Written instruction:
Omit the images, then output each of the records below exactly.

(begin)

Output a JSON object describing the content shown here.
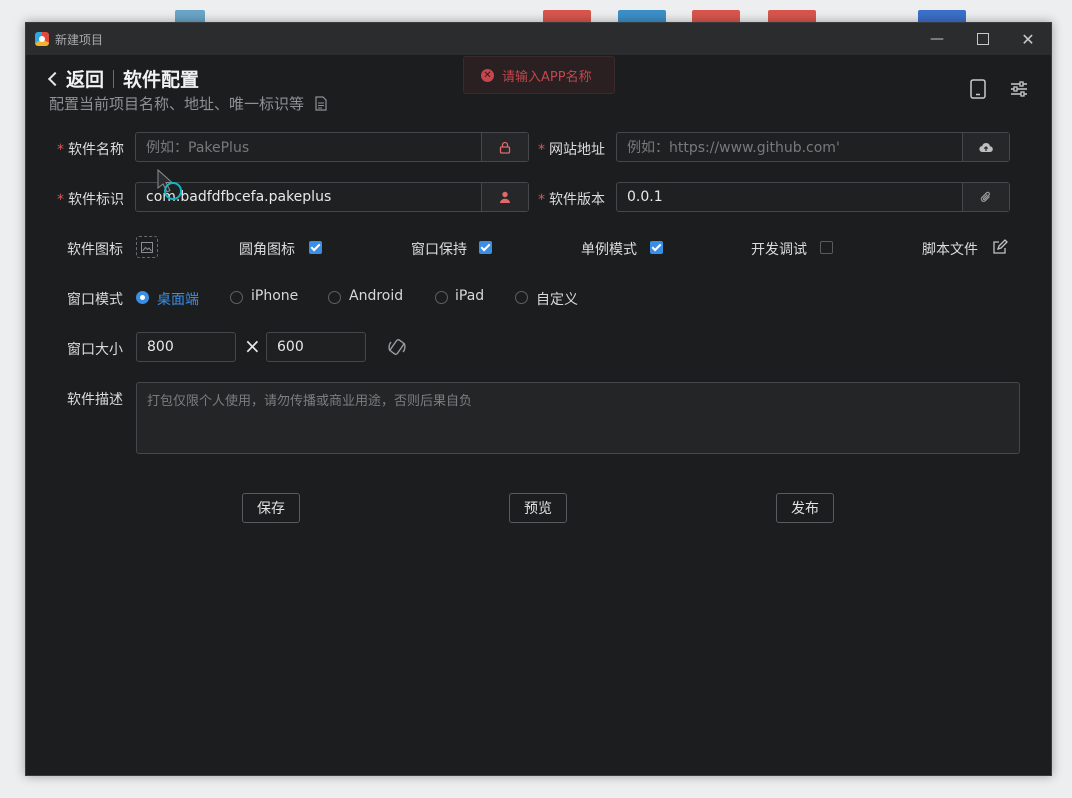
{
  "window": {
    "title": "新建项目"
  },
  "header": {
    "back_label": "返回",
    "page_title": "软件配置",
    "subtitle": "配置当前项目名称、地址、唯一标识等"
  },
  "toast": {
    "message": "请输入APP名称"
  },
  "form": {
    "name": {
      "label": "软件名称",
      "placeholder": "例如：PakePlus",
      "value": ""
    },
    "url": {
      "label": "网站地址",
      "placeholder": "例如：https://www.github.com'",
      "value": ""
    },
    "identifier": {
      "label": "软件标识",
      "value": "com.​badfdfbcefa.pakeplus"
    },
    "version": {
      "label": "软件版本",
      "value": "0.0.1"
    },
    "icon": {
      "label": "软件图标"
    },
    "rounded_icon": {
      "label": "圆角图标",
      "checked": true
    },
    "keep_window": {
      "label": "窗口保持",
      "checked": true
    },
    "single_instance": {
      "label": "单例模式",
      "checked": true
    },
    "dev_debug": {
      "label": "开发调试",
      "checked": false
    },
    "script_file": {
      "label": "脚本文件"
    },
    "window_mode": {
      "label": "窗口模式",
      "options": [
        "桌面端",
        "iPhone",
        "Android",
        "iPad",
        "自定义"
      ],
      "selected": "桌面端"
    },
    "window_size": {
      "label": "窗口大小",
      "width": "800",
      "height": "600",
      "separator": "×"
    },
    "description": {
      "label": "软件描述",
      "placeholder": "打包仅限个人使用，请勿传播或商业用途，否则后果自负"
    }
  },
  "actions": {
    "save": "保存",
    "preview": "预览",
    "publish": "发布"
  },
  "colors": {
    "accent": "#3a8ee6",
    "required": "#e25357",
    "background": "#1c1d1f"
  }
}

(end)

Written reply:
Output a JSON object describing the content shown here.
{
  "window": {
    "title": "新建项目"
  },
  "header": {
    "back_label": "返回",
    "page_title": "软件配置",
    "subtitle": "配置当前项目名称、地址、唯一标识等"
  },
  "toast": {
    "message": "请输入APP名称"
  },
  "form": {
    "name": {
      "label": "软件名称",
      "placeholder": "例如：PakePlus",
      "value": ""
    },
    "url": {
      "label": "网站地址",
      "placeholder": "例如：https://www.github.com'",
      "value": ""
    },
    "identifier": {
      "label": "软件标识",
      "value": "com.​badfdfbcefa.pakeplus"
    },
    "version": {
      "label": "软件版本",
      "value": "0.0.1"
    },
    "icon": {
      "label": "软件图标"
    },
    "rounded_icon": {
      "label": "圆角图标",
      "checked": true
    },
    "keep_window": {
      "label": "窗口保持",
      "checked": true
    },
    "single_instance": {
      "label": "单例模式",
      "checked": true
    },
    "dev_debug": {
      "label": "开发调试",
      "checked": false
    },
    "script_file": {
      "label": "脚本文件"
    },
    "window_mode": {
      "label": "窗口模式",
      "options": [
        "桌面端",
        "iPhone",
        "Android",
        "iPad",
        "自定义"
      ],
      "selected": "桌面端"
    },
    "window_size": {
      "label": "窗口大小",
      "width": "800",
      "height": "600",
      "separator": "×"
    },
    "description": {
      "label": "软件描述",
      "placeholder": "打包仅限个人使用，请勿传播或商业用途，否则后果自负"
    }
  },
  "actions": {
    "save": "保存",
    "preview": "预览",
    "publish": "发布"
  },
  "colors": {
    "accent": "#3a8ee6",
    "required": "#e25357",
    "background": "#1c1d1f"
  }
}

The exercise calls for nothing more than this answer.